[Data listing]
----------------------------------------

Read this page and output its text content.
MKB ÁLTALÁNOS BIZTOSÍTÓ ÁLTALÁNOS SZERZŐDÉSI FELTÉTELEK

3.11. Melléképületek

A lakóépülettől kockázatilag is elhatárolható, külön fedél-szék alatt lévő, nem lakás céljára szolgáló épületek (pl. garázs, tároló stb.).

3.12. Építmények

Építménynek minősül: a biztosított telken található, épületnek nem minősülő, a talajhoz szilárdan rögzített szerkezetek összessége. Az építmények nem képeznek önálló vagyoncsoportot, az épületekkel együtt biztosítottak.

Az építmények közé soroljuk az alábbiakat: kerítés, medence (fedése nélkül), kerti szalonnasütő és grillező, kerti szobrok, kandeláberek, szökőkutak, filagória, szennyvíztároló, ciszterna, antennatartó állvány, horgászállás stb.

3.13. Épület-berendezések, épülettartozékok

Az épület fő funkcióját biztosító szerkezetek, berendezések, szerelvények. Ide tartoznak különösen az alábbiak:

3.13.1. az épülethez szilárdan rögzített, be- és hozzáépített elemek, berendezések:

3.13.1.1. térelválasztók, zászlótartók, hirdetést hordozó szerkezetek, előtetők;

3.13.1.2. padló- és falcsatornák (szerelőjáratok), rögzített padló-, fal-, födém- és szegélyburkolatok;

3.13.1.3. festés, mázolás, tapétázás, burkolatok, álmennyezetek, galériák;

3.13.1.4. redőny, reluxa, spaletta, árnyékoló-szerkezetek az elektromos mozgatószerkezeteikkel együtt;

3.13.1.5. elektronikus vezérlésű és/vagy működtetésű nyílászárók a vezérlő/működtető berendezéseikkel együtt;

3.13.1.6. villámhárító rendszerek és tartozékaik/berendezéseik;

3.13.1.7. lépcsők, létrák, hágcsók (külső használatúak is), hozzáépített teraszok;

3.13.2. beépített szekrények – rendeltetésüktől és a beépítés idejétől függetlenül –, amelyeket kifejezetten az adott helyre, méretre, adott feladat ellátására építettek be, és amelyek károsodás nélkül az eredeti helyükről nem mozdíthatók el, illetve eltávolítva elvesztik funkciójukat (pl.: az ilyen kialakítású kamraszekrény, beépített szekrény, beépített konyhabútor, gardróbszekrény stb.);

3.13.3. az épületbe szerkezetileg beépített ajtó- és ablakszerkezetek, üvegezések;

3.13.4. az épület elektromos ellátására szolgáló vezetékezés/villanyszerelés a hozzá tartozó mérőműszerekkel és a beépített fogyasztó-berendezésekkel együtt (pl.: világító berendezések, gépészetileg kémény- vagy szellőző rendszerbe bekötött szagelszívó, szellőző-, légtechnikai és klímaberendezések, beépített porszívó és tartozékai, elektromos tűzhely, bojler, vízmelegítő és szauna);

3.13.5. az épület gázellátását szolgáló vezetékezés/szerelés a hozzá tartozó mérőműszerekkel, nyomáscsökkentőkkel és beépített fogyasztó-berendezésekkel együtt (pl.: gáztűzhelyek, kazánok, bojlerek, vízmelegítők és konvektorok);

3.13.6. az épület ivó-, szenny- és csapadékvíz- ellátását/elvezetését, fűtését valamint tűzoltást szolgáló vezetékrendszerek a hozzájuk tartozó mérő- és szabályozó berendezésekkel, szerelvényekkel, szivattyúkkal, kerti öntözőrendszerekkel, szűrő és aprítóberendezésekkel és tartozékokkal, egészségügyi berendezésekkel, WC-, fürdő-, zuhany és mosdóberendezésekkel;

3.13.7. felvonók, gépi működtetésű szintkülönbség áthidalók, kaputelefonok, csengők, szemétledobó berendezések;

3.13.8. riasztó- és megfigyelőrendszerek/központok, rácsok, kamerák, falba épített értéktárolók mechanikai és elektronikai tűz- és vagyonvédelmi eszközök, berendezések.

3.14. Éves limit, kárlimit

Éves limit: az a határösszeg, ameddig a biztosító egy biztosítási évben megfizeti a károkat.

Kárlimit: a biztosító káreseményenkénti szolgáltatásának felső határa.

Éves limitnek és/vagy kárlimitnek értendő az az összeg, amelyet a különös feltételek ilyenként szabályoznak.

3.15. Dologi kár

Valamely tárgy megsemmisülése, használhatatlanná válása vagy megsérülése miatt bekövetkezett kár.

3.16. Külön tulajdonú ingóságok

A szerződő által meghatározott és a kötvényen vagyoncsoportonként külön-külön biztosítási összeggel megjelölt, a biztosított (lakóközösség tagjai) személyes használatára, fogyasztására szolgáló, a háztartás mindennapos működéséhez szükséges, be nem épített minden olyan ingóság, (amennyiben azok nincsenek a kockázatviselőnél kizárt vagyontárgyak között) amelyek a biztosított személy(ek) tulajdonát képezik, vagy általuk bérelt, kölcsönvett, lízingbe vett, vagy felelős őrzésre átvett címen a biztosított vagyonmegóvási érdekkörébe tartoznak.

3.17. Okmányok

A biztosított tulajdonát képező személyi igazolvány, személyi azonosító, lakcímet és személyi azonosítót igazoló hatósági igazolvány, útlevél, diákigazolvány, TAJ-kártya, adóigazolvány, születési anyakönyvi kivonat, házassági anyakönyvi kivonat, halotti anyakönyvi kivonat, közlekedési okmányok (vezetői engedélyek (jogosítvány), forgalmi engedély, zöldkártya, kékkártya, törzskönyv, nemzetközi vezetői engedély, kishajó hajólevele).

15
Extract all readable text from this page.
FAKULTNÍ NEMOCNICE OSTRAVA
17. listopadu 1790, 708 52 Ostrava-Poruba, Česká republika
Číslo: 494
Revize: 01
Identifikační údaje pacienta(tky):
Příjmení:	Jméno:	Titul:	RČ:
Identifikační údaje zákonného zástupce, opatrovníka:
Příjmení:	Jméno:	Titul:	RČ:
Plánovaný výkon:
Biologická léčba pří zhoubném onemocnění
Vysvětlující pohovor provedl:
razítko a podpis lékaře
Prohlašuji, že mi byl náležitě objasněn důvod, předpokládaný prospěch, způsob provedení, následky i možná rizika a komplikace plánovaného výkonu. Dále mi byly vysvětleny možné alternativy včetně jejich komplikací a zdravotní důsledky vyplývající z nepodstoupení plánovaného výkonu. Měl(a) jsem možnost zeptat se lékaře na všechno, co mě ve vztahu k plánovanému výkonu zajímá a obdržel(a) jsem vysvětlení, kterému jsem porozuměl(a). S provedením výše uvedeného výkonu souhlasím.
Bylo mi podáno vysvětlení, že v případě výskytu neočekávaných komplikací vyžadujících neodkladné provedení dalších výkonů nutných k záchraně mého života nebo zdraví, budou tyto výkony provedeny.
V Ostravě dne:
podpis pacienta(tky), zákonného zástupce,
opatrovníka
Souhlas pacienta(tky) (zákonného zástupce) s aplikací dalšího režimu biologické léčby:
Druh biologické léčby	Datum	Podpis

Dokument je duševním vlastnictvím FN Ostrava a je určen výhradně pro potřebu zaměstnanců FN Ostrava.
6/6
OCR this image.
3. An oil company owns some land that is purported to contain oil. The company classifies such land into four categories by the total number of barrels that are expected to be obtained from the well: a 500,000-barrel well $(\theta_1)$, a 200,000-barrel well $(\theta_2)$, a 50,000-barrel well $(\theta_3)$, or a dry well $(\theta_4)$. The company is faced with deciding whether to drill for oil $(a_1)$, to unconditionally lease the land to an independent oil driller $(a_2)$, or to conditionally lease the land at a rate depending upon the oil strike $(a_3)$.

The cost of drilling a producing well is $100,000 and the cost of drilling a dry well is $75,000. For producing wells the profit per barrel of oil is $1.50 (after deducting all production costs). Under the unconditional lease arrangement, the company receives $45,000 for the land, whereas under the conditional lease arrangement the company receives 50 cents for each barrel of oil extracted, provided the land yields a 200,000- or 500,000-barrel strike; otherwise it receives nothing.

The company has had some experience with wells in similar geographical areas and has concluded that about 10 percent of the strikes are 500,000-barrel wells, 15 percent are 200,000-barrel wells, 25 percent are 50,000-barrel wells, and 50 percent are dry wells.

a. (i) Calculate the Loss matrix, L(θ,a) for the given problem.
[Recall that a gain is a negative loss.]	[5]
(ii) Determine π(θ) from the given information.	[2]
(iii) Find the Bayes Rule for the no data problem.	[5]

----------------------------------------

- _TASK GOAL_
Of all the lines above, how many contain the word "mérőműszerekkel"? Give the number and nothing else.

- _FULL ANSWER_
2